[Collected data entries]
%%
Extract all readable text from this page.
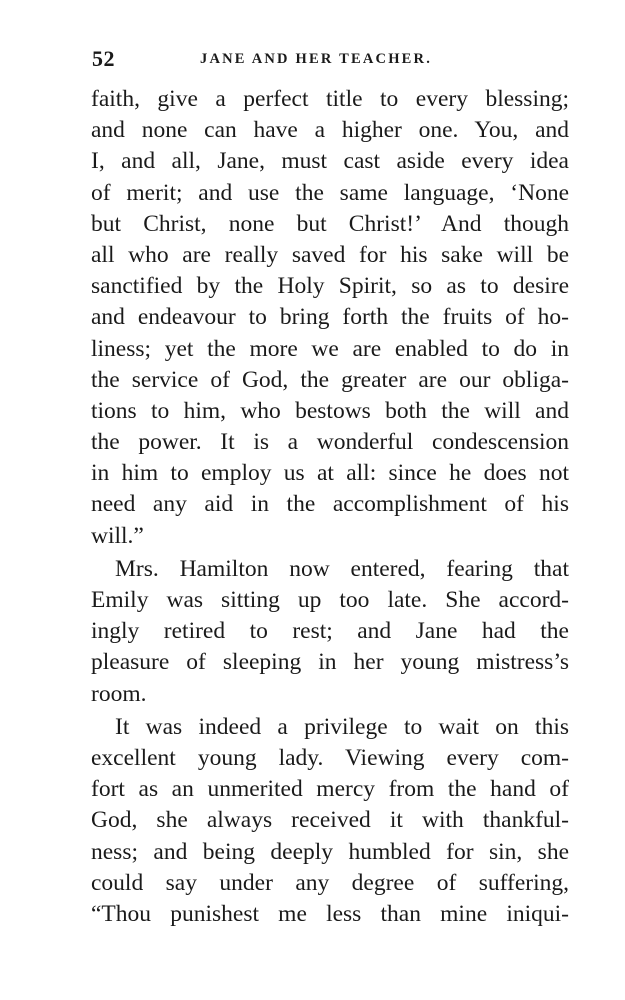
52	JANE AND HER TEACHER.
faith, give a perfect title to every blessing;
and none can have a higher one. You, and
I, and all, Jane, must cast aside every idea
of merit; and use the same language, ‘None
but Christ, none but Christ!’ And though
all who are really saved for his sake will be
sanctified by the Holy Spirit, so as to desire
and endeavour to bring forth the fruits of ho-
liness; yet the more we are enabled to do in
the service of God, the greater are our obliga-
tions to him, who bestows both the will and
the power. It is a wonderful condescension
in him to employ us at all: since he does not
need any aid in the accomplishment of his
will.”
Mrs. Hamilton now entered, fearing that
Emily was sitting up too late. She accord-
ingly retired to rest; and Jane had the
pleasure of sleeping in her young mistress’s
room.
It was indeed a privilege to wait on this
excellent young lady. Viewing every com-
fort as an unmerited mercy from the hand of
God, she always received it with thankful-
ness; and being deeply humbled for sin, she
could say under any degree of suffering,
“Thou punishest me less than mine iniqui-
%%
**WRITTEN EXERCISE**
Give an exact copy of the material, leaving out every picture.

**EXERCISE RESPONSE**
Extract all readable text from this page.
52	JANE AND HER TEACHER.
faith, give a perfect title to every blessing;
and none can have a higher one. You, and
I, and all, Jane, must cast aside every idea
of merit; and use the same language, ‘None
but Christ, none but Christ!’ And though
all who are really saved for his sake will be
sanctified by the Holy Spirit, so as to desire
and endeavour to bring forth the fruits of ho-
liness; yet the more we are enabled to do in
the service of God, the greater are our obliga-
tions to him, who bestows both the will and
the power. It is a wonderful condescension
in him to employ us at all: since he does not
need any aid in the accomplishment of his
will.”
Mrs. Hamilton now entered, fearing that
Emily was sitting up too late. She accord-
ingly retired to rest; and Jane had the
pleasure of sleeping in her young mistress’s
room.
It was indeed a privilege to wait on this
excellent young lady. Viewing every com-
fort as an unmerited mercy from the hand of
God, she always received it with thankful-
ness; and being deeply humbled for sin, she
could say under any degree of suffering,
“Thou punishest me less than mine iniqui-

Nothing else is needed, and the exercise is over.